_WHAT THE EXERCISE ASKS_.
For the records below, say how many lines contain the string "wierszy". Give the number only.
== DATA SUPPLIED ==
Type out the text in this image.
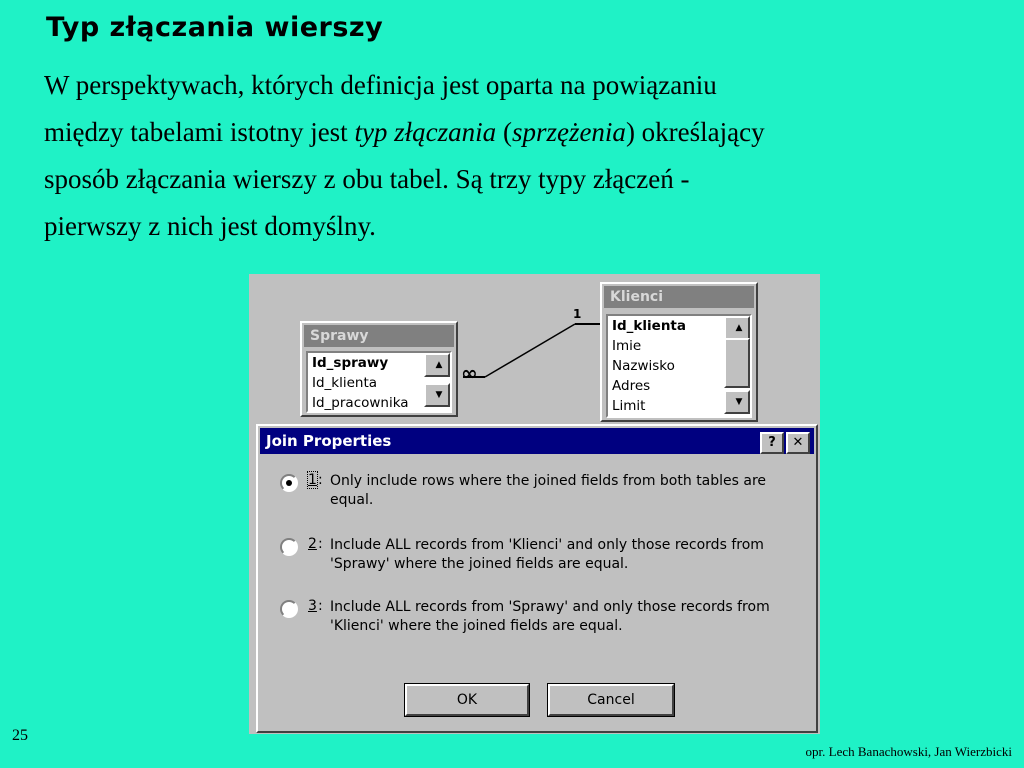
Typ złączania wierszy
W perspektywach, których definicja jest oparta na powiązaniu
między tabelami istotny jest typ złączania (sprzężenia) określający
sposób złączania wierszy z obu tabel. Są trzy typy złączeń -
pierwszy z nich jest domyślny.
1
∞
Sprawy
Id_sprawy
Id_klienta
Id_pracownika
▲
▼
Klienci
Id_klienta
Imie
Nazwisko
Adres
Limit
▲
▼
Join Properties	?	✕
1 : Only include rows where the joined fields from both tables are equal.
2 : Include ALL records from 'Klienci' and only those records from 'Sprawy' where the joined fields are equal.
3 : Include ALL records from 'Sprawy' and only those records from 'Klienci' where the joined fields are equal.
OK	Cancel
25
opr. Lech Banachowski, Jan Wierzbicki
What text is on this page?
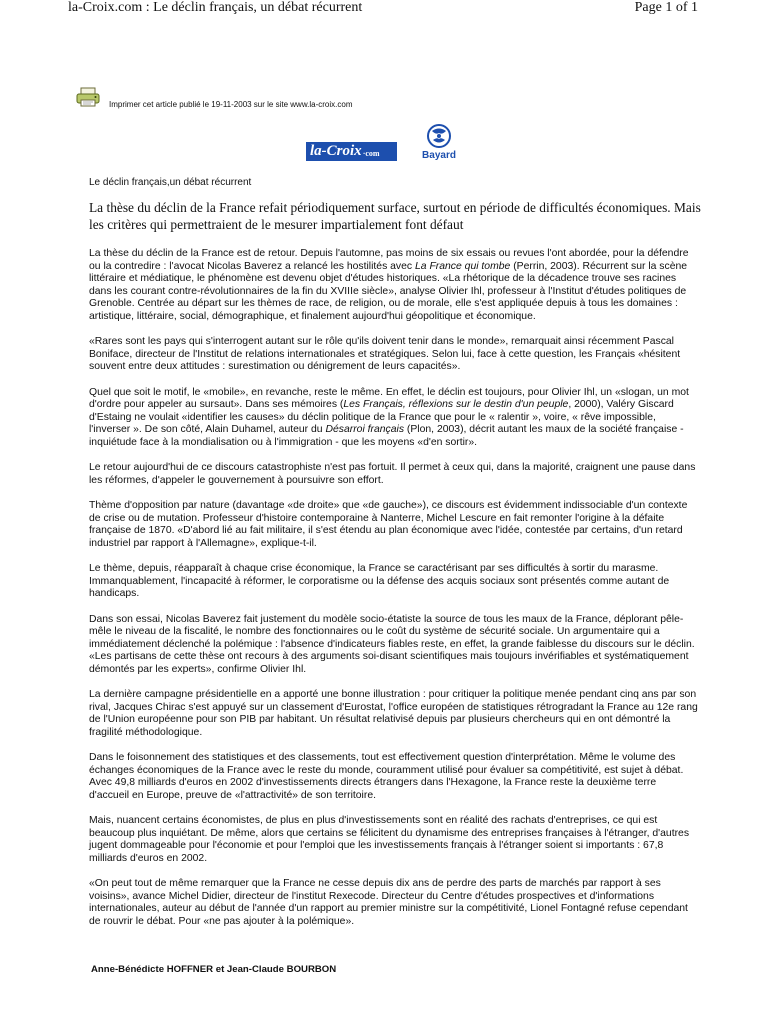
la-Croix.com : Le déclin français, un débat récurrent	Page 1 of 1
Imprimer cet article publié le 19-11-2003 sur le site www.la-croix.com
la-Croix ·com	Bayard
Le déclin français,un débat récurrent
La thèse du déclin de la France refait périodiquement surface, surtout en période de difficultés économiques. Mais les critères qui permettraient de le mesurer impartialement font défaut

La thèse du déclin de la France est de retour. Depuis l'automne, pas moins de six essais ou revues l'ont abordée, pour la défendre ou la contredire : l'avocat Nicolas Baverez a relancé les hostilités avec La France qui tombe (Perrin, 2003). Récurrent sur la scène littéraire et médiatique, le phénomène est devenu objet d'études historiques. «La rhétorique de la décadence trouve ses racines dans les courant contre-révolutionnaires de la fin du XVIIIe siècle», analyse Olivier Ihl, professeur à l'Institut d'études politiques de Grenoble. Centrée au départ sur les thèmes de race, de religion, ou de morale, elle s'est appliquée depuis à tous les domaines : artistique, littéraire, social, démographique, et finalement aujourd'hui géopolitique et économique.

«Rares sont les pays qui s'interrogent autant sur le rôle qu'ils doivent tenir dans le monde», remarquait ainsi récemment Pascal Boniface, directeur de l'Institut de relations internationales et stratégiques. Selon lui, face à cette question, les Français «hésitent souvent entre deux attitudes : surestimation ou dénigrement de leurs capacités».

Quel que soit le motif, le «mobile», en revanche, reste le même. En effet, le déclin est toujours, pour Olivier Ihl, un «slogan, un mot d'ordre pour appeler au sursaut». Dans ses mémoires (Les Français, réflexions sur le destin d'un peuple, 2000), Valéry Giscard d'Estaing ne voulait «identifier les causes» du déclin politique de la France que pour le « ralentir », voire, « rêve impossible, l'inverser ». De son côté, Alain Duhamel, auteur du Désarroi français (Plon, 2003), décrit autant les maux de la société française - inquiétude face à la mondialisation ou à l'immigration - que les moyens «d'en sortir».

Le retour aujourd'hui de ce discours catastrophiste n'est pas fortuit. Il permet à ceux qui, dans la majorité, craignent une pause dans les réformes, d'appeler le gouvernement à poursuivre son effort.

Thème d'opposition par nature (davantage «de droite» que «de gauche»), ce discours est évidemment indissociable d'un contexte de crise ou de mutation. Professeur d'histoire contemporaine à Nanterre, Michel Lescure en fait remonter l'origine à la défaite française de 1870. «D'abord lié au fait militaire, il s'est étendu au plan économique avec l'idée, contestée par certains, d'un retard industriel par rapport à l'Allemagne», explique-t-il.

Le thème, depuis, réapparaît à chaque crise économique, la France se caractérisant par ses difficultés à sortir du marasme. Immanquablement, l'incapacité à réformer, le corporatisme ou la défense des acquis sociaux sont présentés comme autant de handicaps.

Dans son essai, Nicolas Baverez fait justement du modèle socio-étatiste la source de tous les maux de la France, déplorant pêle-mêle le niveau de la fiscalité, le nombre des fonctionnaires ou le coût du système de sécurité sociale. Un argumentaire qui a immédiatement déclenché la polémique : l'absence d'indicateurs fiables reste, en effet, la grande faiblesse du discours sur le déclin. «Les partisans de cette thèse ont recours à des arguments soi-disant scientifiques mais toujours invérifiables et systématiquement démontés par les experts», confirme Olivier Ihl.

La dernière campagne présidentielle en a apporté une bonne illustration : pour critiquer la politique menée pendant cinq ans par son rival, Jacques Chirac s'est appuyé sur un classement d'Eurostat, l'office européen de statistiques rétrogradant la France au 12e rang de l'Union européenne pour son PIB par habitant. Un résultat relativisé depuis par plusieurs chercheurs qui en ont démontré la fragilité méthodologique.

Dans le foisonnement des statistiques et des classements, tout est effectivement question d'interprétation. Même le volume des échanges économiques de la France avec le reste du monde, couramment utilisé pour évaluer sa compétitivité, est sujet à débat. Avec 49,8 milliards d'euros en 2002 d'investissements directs étrangers dans l'Hexagone, la France reste la deuxième terre d'accueil en Europe, preuve de «l'attractivité» de son territoire.

Mais, nuancent certains économistes, de plus en plus d'investissements sont en réalité des rachats d'entreprises, ce qui est beaucoup plus inquiétant. De même, alors que certains se félicitent du dynamisme des entreprises françaises à l'étranger, d'autres jugent dommageable pour l'économie et pour l'emploi que les investissements français à l'étranger soient si importants : 67,8 milliards d'euros en 2002.

«On peut tout de même remarquer que la France ne cesse depuis dix ans de perdre des parts de marchés par rapport à ses voisins», avance Michel Didier, directeur de l'institut Rexecode. Directeur du Centre d'études prospectives et d'informations internationales, auteur au début de l'année d'un rapport au premier ministre sur la compétitivité, Lionel Fontagné refuse cependant de rouvrir le débat. Pour «ne pas ajouter à la polémique».

Anne-Bénédicte HOFFNER et Jean-Claude BOURBON
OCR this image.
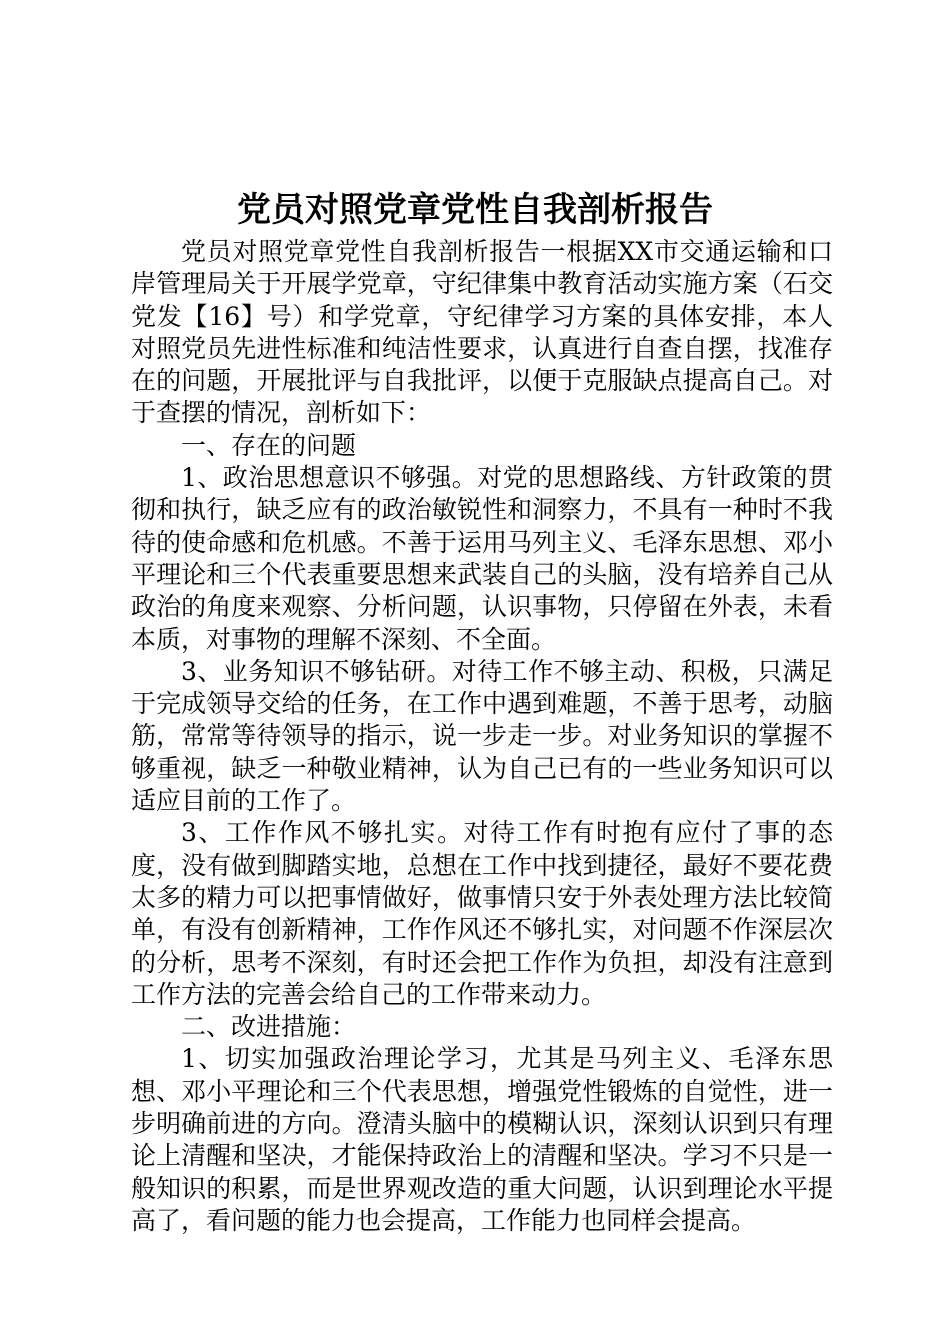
党员对照党章党性自我剖析报告

党员对照党章党性自我剖析报告一根据XX市交通运输和口岸管理局关于开展学党章，守纪律集中教育活动实施方案（石交党发【16】号）和学党章，守纪律学习方案的具体安排，本人对照党员先进性标准和纯洁性要求，认真进行自查自摆，找准存在的问题，开展批评与自我批评，以便于克服缺点提高自己。对于查摆的情况，剖析如下：

一、存在的问题

1、政治思想意识不够强。对党的思想路线、方针政策的贯彻和执行，缺乏应有的政治敏锐性和洞察力，不具有一种时不我待的使命感和危机感。不善于运用马列主义、毛泽东思想、邓小平理论和三个代表重要思想来武装自己的头脑，没有培养自己从政治的角度来观察、分析问题，认识事物，只停留在外表，未看本质，对事物的理解不深刻、不全面。

3、业务知识不够钻研。对待工作不够主动、积极，只满足于完成领导交给的任务，在工作中遇到难题，不善于思考，动脑筋，常常等待领导的指示，说一步走一步。对业务知识的掌握不够重视，缺乏一种敬业精神，认为自己已有的一些业务知识可以适应目前的工作了。

3、工作作风不够扎实。对待工作有时抱有应付了事的态度，没有做到脚踏实地，总想在工作中找到捷径，最好不要花费太多的精力可以把事情做好，做事情只安于外表处理方法比较简单，有没有创新精神，工作作风还不够扎实，对问题不作深层次的分析，思考不深刻，有时还会把工作作为负担，却没有注意到工作方法的完善会给自己的工作带来动力。

二、改进措施：

1、切实加强政治理论学习，尤其是马列主义、毛泽东思想、邓小平理论和三个代表思想，增强党性锻炼的自觉性，进一步明确前进的方向。澄清头脑中的模糊认识，深刻认识到只有理论上清醒和坚决，才能保持政治上的清醒和坚决。学习不只是一般知识的积累，而是世界观改造的重大问题，认识到理论水平提高了，看问题的能力也会提高，工作能力也同样会提高。
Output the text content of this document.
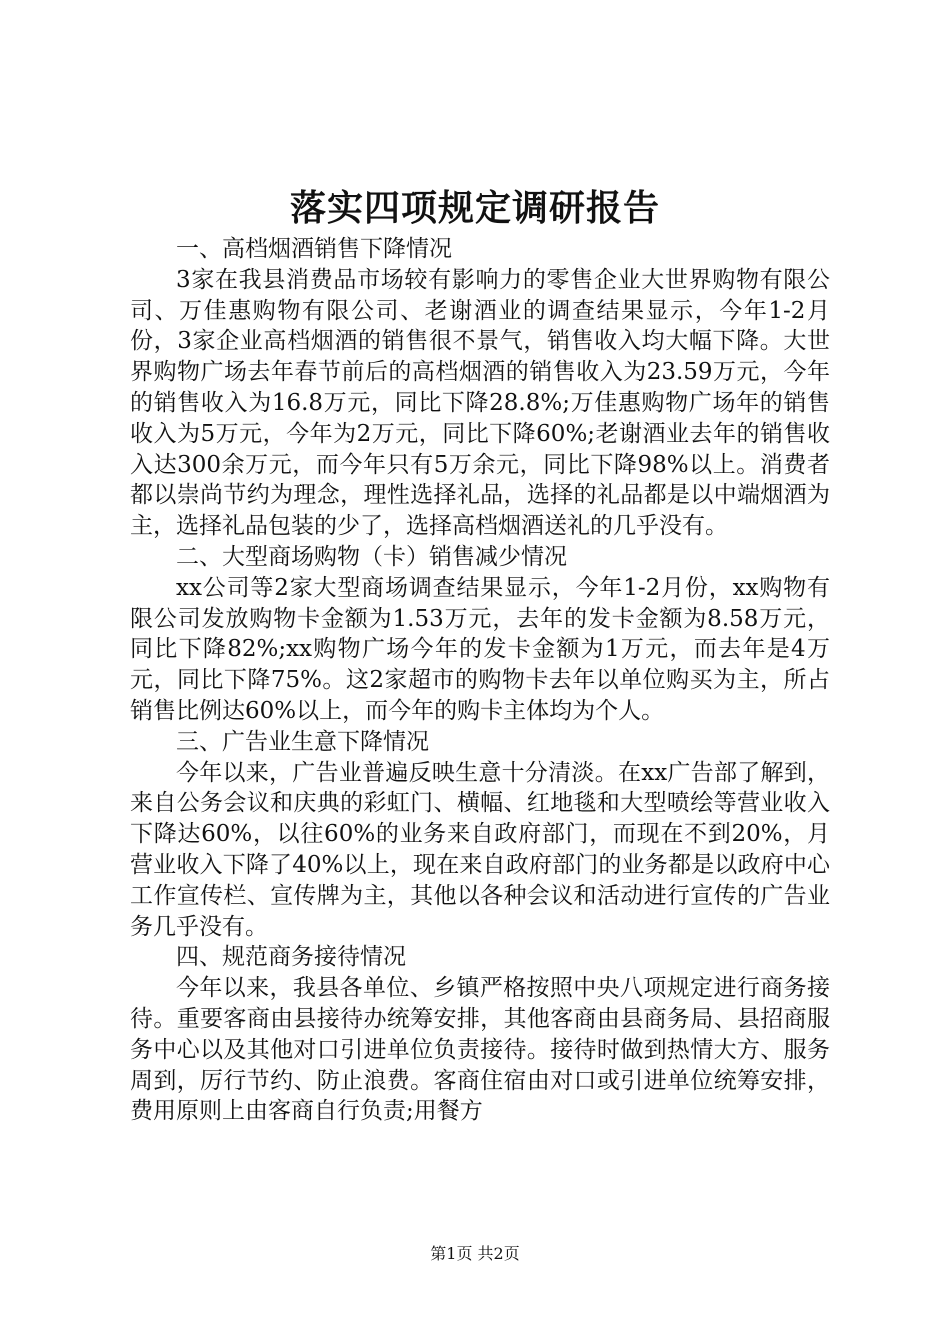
落实四项规定调研报告

一、高档烟酒销售下降情况

3家在我县消费品市场较有影响力的零售企业大世界购物有限公司、万佳惠购物有限公司、老谢酒业的调查结果显示，今年1-2月份，3家企业高档烟酒的销售很不景气，销售收入均大幅下降。大世界购物广场去年春节前后的高档烟酒的销售收入为23.59万元，今年的销售收入为16.8万元，同比下降28.8%;万佳惠购物广场年的销售收入为5万元，今年为2万元，同比下降60%;老谢酒业去年的销售收入达300余万元，而今年只有5万余元，同比下降98%以上。消费者都以崇尚节约为理念，理性选择礼品，选择的礼品都是以中端烟酒为主，选择礼品包装的少了，选择高档烟酒送礼的几乎没有。

二、大型商场购物（卡）销售减少情况

xx公司等2家大型商场调查结果显示，今年1-2月份，xx购物有限公司发放购物卡金额为1.53万元，去年的发卡金额为8.58万元，同比下降82%;xx购物广场今年的发卡金额为1万元，而去年是4万元，同比下降75%。这2家超市的购物卡去年以单位购买为主，所占销售比例达60%以上，而今年的购卡主体均为个人。

三、广告业生意下降情况

今年以来，广告业普遍反映生意十分清淡。在xx广告部了解到，来自公务会议和庆典的彩虹门、横幅、红地毯和大型喷绘等营业收入下降达60%，以往60%的业务来自政府部门，而现在不到20%，月营业收入下降了40%以上，现在来自政府部门的业务都是以政府中心工作宣传栏、宣传牌为主，其他以各种会议和活动进行宣传的广告业务几乎没有。

四、规范商务接待情况

今年以来，我县各单位、乡镇严格按照中央八项规定进行商务接待。重要客商由县接待办统筹安排，其他客商由县商务局、县招商服务中心以及其他对口引进单位负责接待。接待时做到热情大方、服务周到，厉行节约、防止浪费。客商住宿由对口或引进单位统筹安排，费用原则上由客商自行负责;用餐方

第1页 共2页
===
_RESPONSE BELOW_.
2